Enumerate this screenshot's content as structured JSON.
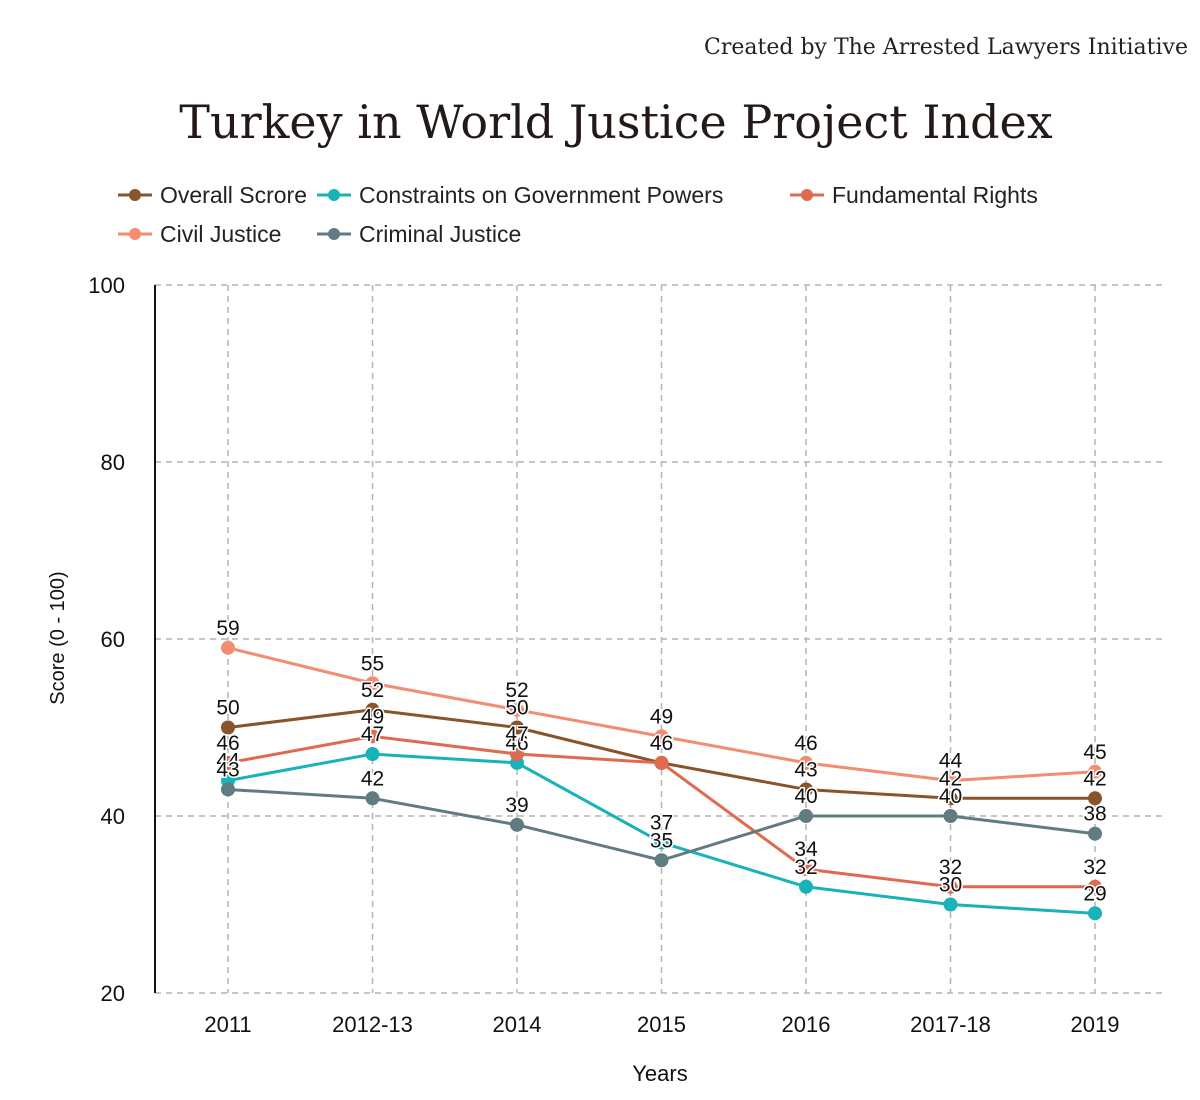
{
  "header": {
    "credit": "Created by The Arrested Lawyers Initiative"
  },
  "chart_data": {
    "type": "line",
    "title": "Turkey in World Justice Project Index",
    "xlabel": "Years",
    "ylabel": "Score (0 - 100)",
    "categories": [
      "2011",
      "2012-13",
      "2014",
      "2015",
      "2016",
      "2017-18",
      "2019"
    ],
    "ylim": [
      20,
      100
    ],
    "yticks": [
      "20",
      "40",
      "60",
      "80",
      "100"
    ],
    "grid": true,
    "legend_position": "top",
    "series": [
      {
        "name": "Overall Scrore",
        "color": "#87542c",
        "values": [
          50,
          52,
          50,
          46,
          43,
          42,
          42
        ]
      },
      {
        "name": "Constraints on Government Powers",
        "color": "#17b3b8",
        "values": [
          44,
          47,
          46,
          37,
          32,
          30,
          29
        ]
      },
      {
        "name": "Fundamental Rights",
        "color": "#e06a50",
        "values": [
          46,
          49,
          47,
          46,
          34,
          32,
          32
        ]
      },
      {
        "name": "Civil Justice",
        "color": "#f28d72",
        "values": [
          59,
          55,
          52,
          49,
          46,
          44,
          45
        ]
      },
      {
        "name": "Criminal Justice",
        "color": "#607b82",
        "values": [
          43,
          42,
          39,
          35,
          40,
          40,
          38
        ]
      }
    ]
  }
}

* TASK REQUIREMENTS *
Reproduce every line exactly and omit all pictures.

* CORRECT ANSWER *
Enumerate this screenshot's content as structured JSON.
{
  "header": {
    "credit": "Created by The Arrested Lawyers Initiative"
  },
  "chart_data": {
    "type": "line",
    "title": "Turkey in World Justice Project Index",
    "xlabel": "Years",
    "ylabel": "Score (0 - 100)",
    "categories": [
      "2011",
      "2012-13",
      "2014",
      "2015",
      "2016",
      "2017-18",
      "2019"
    ],
    "ylim": [
      20,
      100
    ],
    "yticks": [
      "20",
      "40",
      "60",
      "80",
      "100"
    ],
    "grid": true,
    "legend_position": "top",
    "series": [
      {
        "name": "Overall Scrore",
        "color": "#87542c",
        "values": [
          50,
          52,
          50,
          46,
          43,
          42,
          42
        ]
      },
      {
        "name": "Constraints on Government Powers",
        "color": "#17b3b8",
        "values": [
          44,
          47,
          46,
          37,
          32,
          30,
          29
        ]
      },
      {
        "name": "Fundamental Rights",
        "color": "#e06a50",
        "values": [
          46,
          49,
          47,
          46,
          34,
          32,
          32
        ]
      },
      {
        "name": "Civil Justice",
        "color": "#f28d72",
        "values": [
          59,
          55,
          52,
          49,
          46,
          44,
          45
        ]
      },
      {
        "name": "Criminal Justice",
        "color": "#607b82",
        "values": [
          43,
          42,
          39,
          35,
          40,
          40,
          38
        ]
      }
    ]
  }
}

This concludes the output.